- [About this exercise]:
Please give back the listing exactly, without any of its pictures.

- [Data excerpts]:
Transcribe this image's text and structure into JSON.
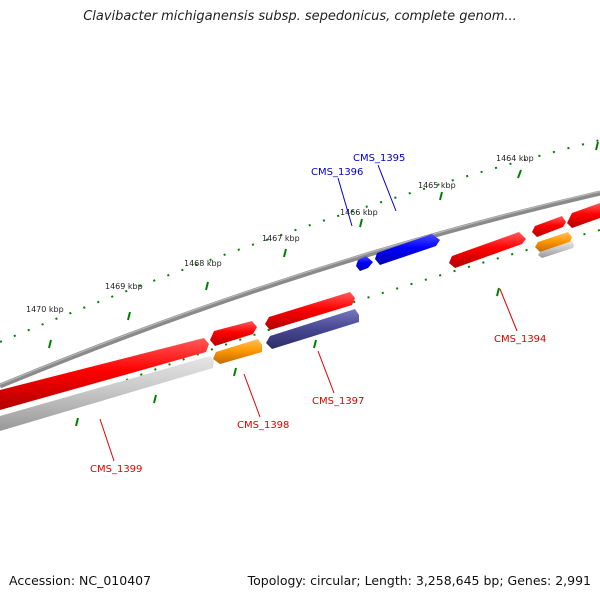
{
  "title": "Clavibacter michiganensis subsp. sepedonicus, complete genom...",
  "footer": {
    "accession": "Accession: NC_010407",
    "summary": "Topology: circular; Length: 3,258,645 bp; Genes: 2,991"
  },
  "colors": {
    "backbone": "#808080",
    "gene_forward_red": "#ff0000",
    "gene_blue": "#0000ff",
    "gene_purple": "#4b4b96",
    "gene_orange": "#ff9900",
    "gene_gray": "#c8c8c8",
    "ticks": "#008000",
    "label_red": "#e00000",
    "label_blue": "#0000cc"
  },
  "scale_labels": [
    "1464 kbp",
    "1465 kbp",
    "1466 kbp",
    "1467 kbp",
    "1468 kbp",
    "1469 kbp",
    "1470 kbp"
  ],
  "gene_labels": [
    {
      "id": "CMS_1395",
      "text": "CMS_1395",
      "color": "blue"
    },
    {
      "id": "CMS_1396",
      "text": "CMS_1396",
      "color": "blue"
    },
    {
      "id": "CMS_1394",
      "text": "CMS_1394",
      "color": "red"
    },
    {
      "id": "CMS_1397",
      "text": "CMS_1397",
      "color": "red"
    },
    {
      "id": "CMS_1398",
      "text": "CMS_1398",
      "color": "red"
    },
    {
      "id": "CMS_1399",
      "text": "CMS_1399",
      "color": "red"
    }
  ]
}
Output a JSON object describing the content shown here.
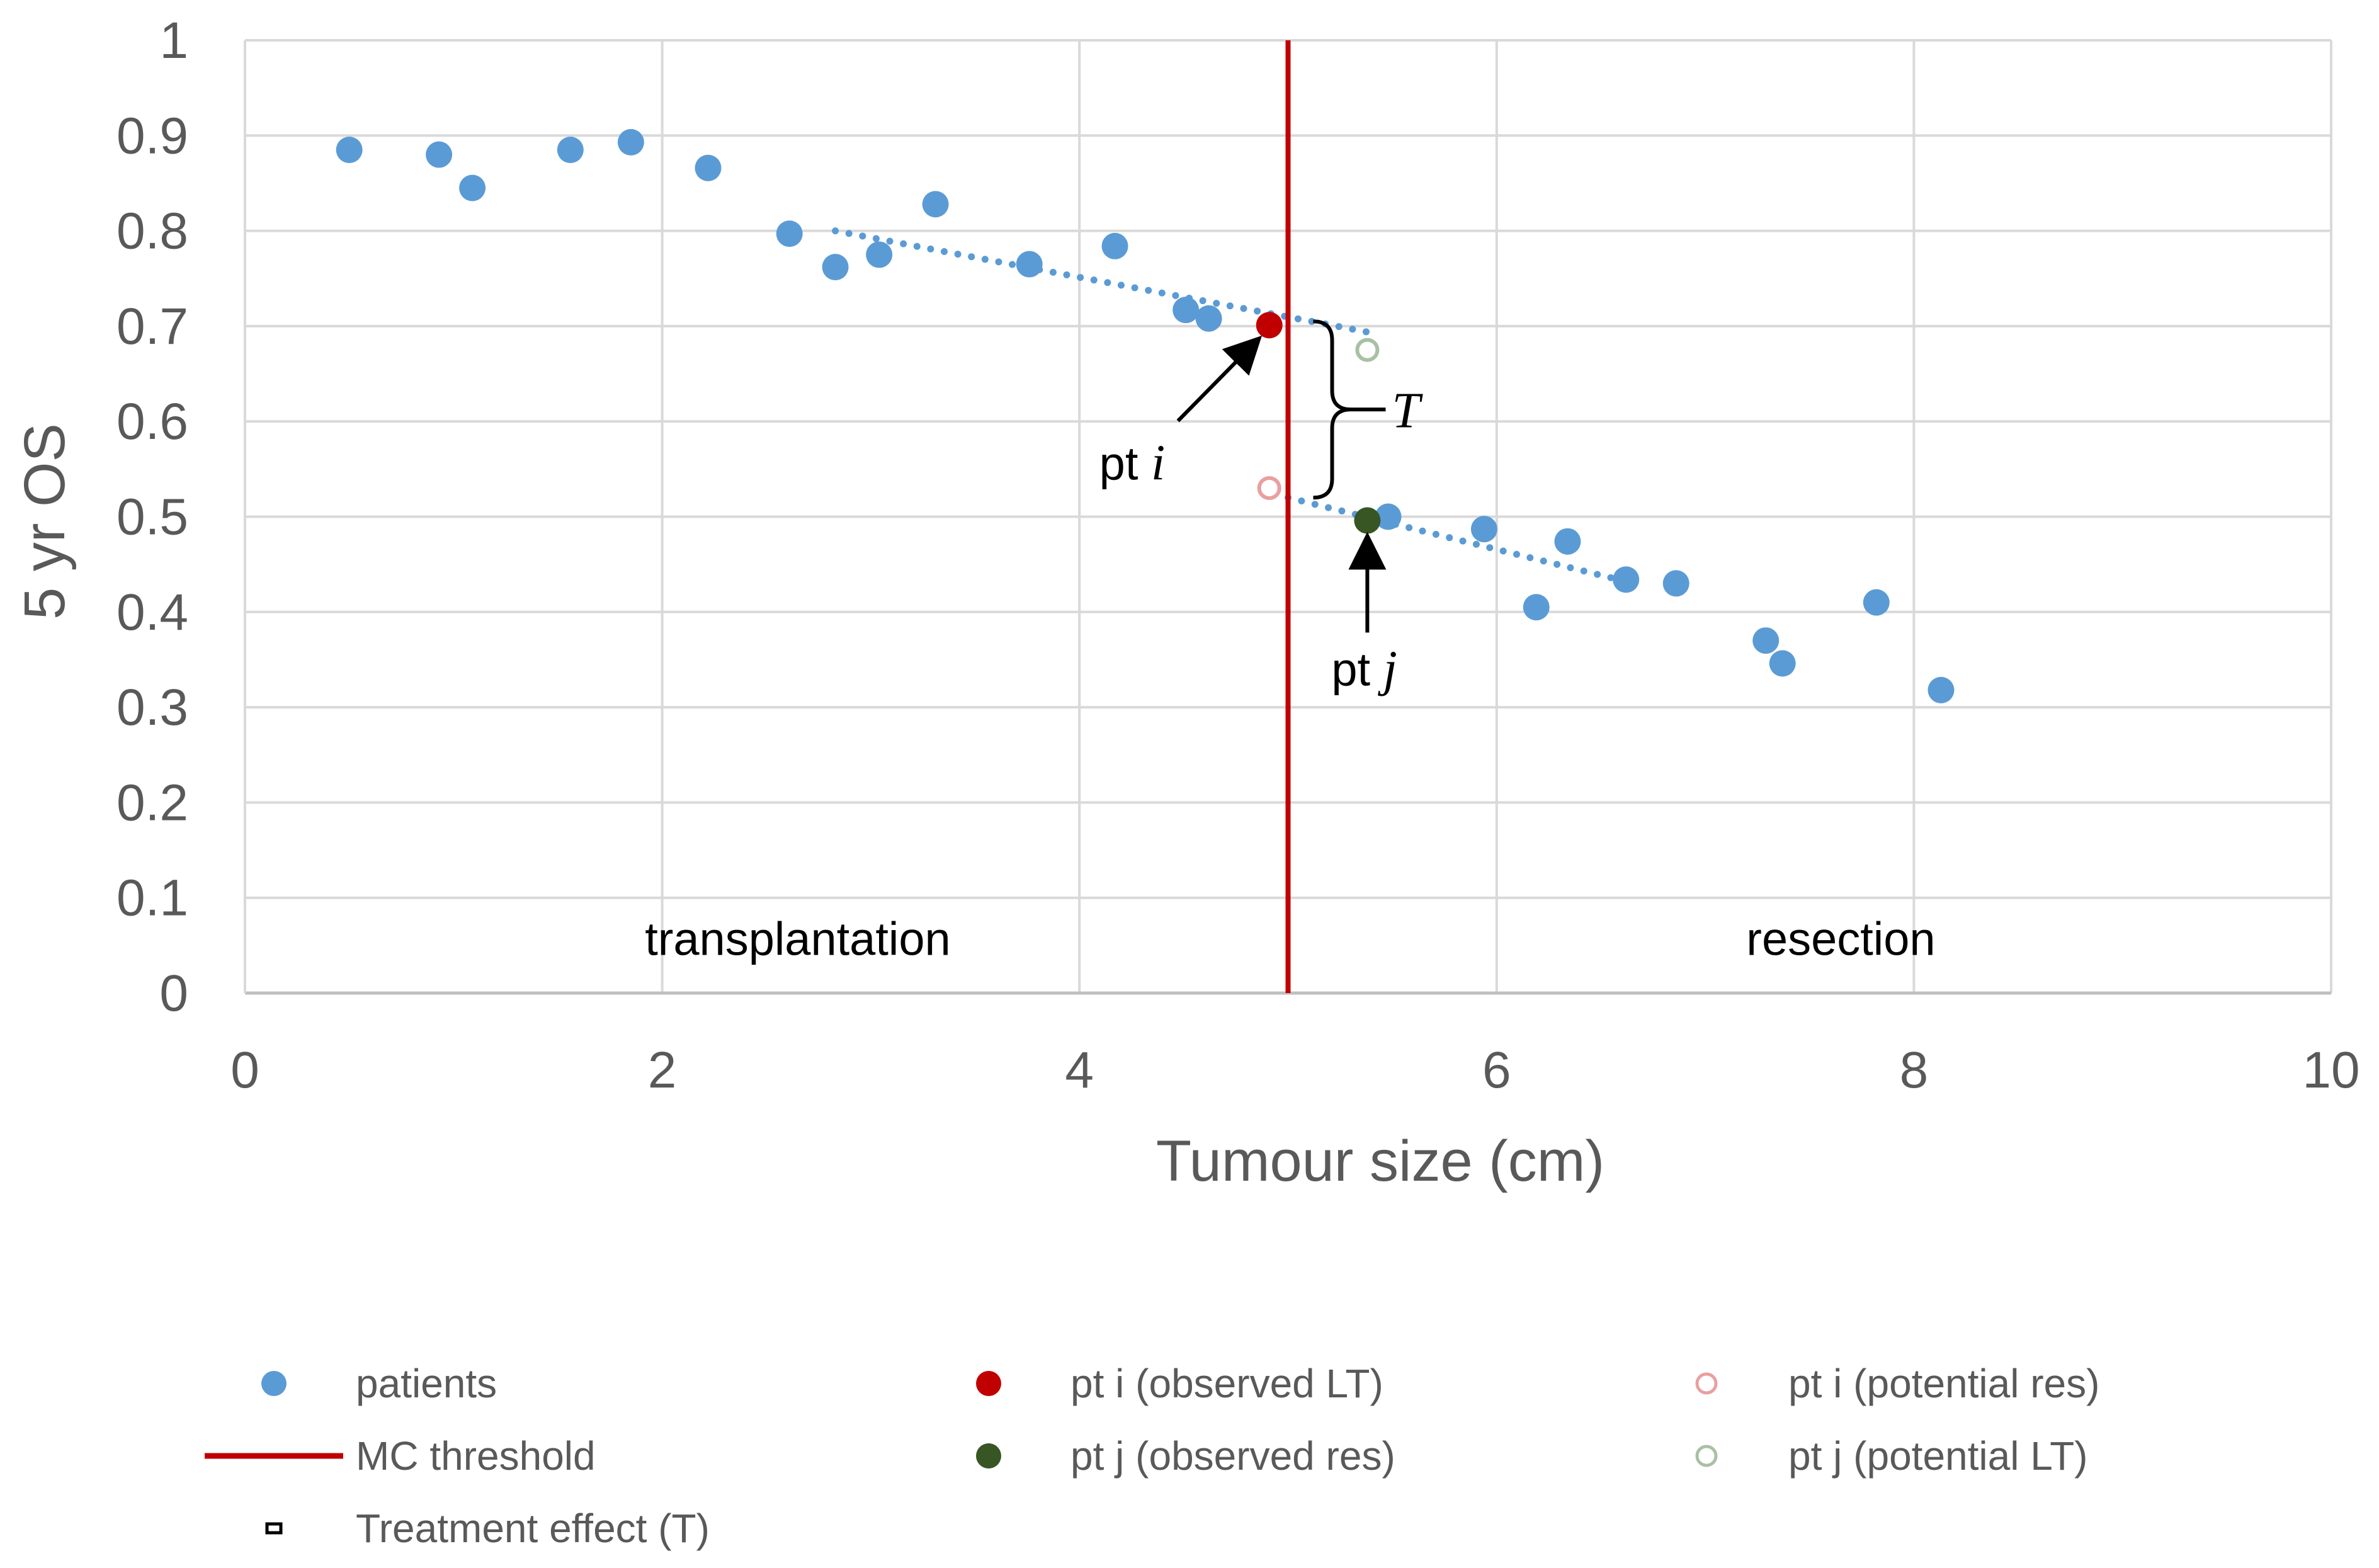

- [Reply]:
Transcribe this image's text and structure into JSON.
{
  "title": "Clavibacter michiganensis subsp. sepedonicus, complete genom...",
  "footer": {
    "accession": "Accession: NC_010407",
    "summary": "Topology: circular; Length: 3,258,645 bp; Genes: 2,991"
  },
  "colors": {
    "backbone": "#808080",
    "gene_forward_red": "#ff0000",
    "gene_blue": "#0000ff",
    "gene_purple": "#4b4b96",
    "gene_orange": "#ff9900",
    "gene_gray": "#c8c8c8",
    "ticks": "#008000",
    "label_red": "#e00000",
    "label_blue": "#0000cc"
  },
  "scale_labels": [
    "1464 kbp",
    "1465 kbp",
    "1466 kbp",
    "1467 kbp",
    "1468 kbp",
    "1469 kbp",
    "1470 kbp"
  ],
  "gene_labels": [
    {
      "id": "CMS_1395",
      "text": "CMS_1395",
      "color": "blue"
    },
    {
      "id": "CMS_1396",
      "text": "CMS_1396",
      "color": "blue"
    },
    {
      "id": "CMS_1394",
      "text": "CMS_1394",
      "color": "red"
    },
    {
      "id": "CMS_1397",
      "text": "CMS_1397",
      "color": "red"
    },
    {
      "id": "CMS_1398",
      "text": "CMS_1398",
      "color": "red"
    },
    {
      "id": "CMS_1399",
      "text": "CMS_1399",
      "color": "red"
    }
  ]
}
Output a JSON object describing the content shown here.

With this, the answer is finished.